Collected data
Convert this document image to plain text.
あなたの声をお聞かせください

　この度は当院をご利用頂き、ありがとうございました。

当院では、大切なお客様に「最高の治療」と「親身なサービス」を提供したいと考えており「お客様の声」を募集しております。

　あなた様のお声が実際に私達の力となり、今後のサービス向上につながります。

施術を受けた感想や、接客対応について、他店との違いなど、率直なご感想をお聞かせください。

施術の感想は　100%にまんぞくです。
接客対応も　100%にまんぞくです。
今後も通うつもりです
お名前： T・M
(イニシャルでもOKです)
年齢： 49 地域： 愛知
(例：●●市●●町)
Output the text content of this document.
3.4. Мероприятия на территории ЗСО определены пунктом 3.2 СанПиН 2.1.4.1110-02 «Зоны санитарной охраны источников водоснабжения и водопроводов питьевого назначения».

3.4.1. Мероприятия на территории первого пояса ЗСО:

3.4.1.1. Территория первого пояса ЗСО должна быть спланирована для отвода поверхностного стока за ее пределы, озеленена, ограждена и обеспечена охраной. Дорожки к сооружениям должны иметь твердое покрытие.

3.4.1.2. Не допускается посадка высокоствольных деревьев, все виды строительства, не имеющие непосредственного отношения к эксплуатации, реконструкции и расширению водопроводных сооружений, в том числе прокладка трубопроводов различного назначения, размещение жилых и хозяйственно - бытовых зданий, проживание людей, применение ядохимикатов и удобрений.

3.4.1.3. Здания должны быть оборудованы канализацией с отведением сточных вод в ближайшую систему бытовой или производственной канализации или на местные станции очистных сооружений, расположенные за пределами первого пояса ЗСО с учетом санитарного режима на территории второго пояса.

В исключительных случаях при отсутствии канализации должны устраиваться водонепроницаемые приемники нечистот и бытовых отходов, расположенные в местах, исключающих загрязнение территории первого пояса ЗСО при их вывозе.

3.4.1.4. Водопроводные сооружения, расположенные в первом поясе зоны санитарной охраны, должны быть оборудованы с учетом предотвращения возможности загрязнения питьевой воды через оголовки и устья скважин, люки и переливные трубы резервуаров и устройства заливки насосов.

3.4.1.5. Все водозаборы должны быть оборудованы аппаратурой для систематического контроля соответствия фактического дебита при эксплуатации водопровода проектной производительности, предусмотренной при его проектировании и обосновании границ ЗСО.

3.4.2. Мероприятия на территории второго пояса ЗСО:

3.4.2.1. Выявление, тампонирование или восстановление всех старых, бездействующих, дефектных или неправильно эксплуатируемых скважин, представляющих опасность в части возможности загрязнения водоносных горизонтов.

### [WHAT YOU WILL DO]
Examine the records and pull out every line where the string "загрязнения" occurs.

### [SOLVED EXERCISE]
3.4.1.4. Водопроводные сооружения, расположенные в первом поясе зоны санитарной охраны, должны быть оборудованы с учетом предотвращения возможности загрязнения питьевой воды через оголовки и устья скважин, люки и переливные трубы резервуаров и устройства заливки насосов.
3.4.2.1. Выявление, тампонирование или восстановление всех старых, бездействующих, дефектных или неправильно эксплуатируемых скважин, представляющих опасность в части возможности загрязнения водоносных горизонтов.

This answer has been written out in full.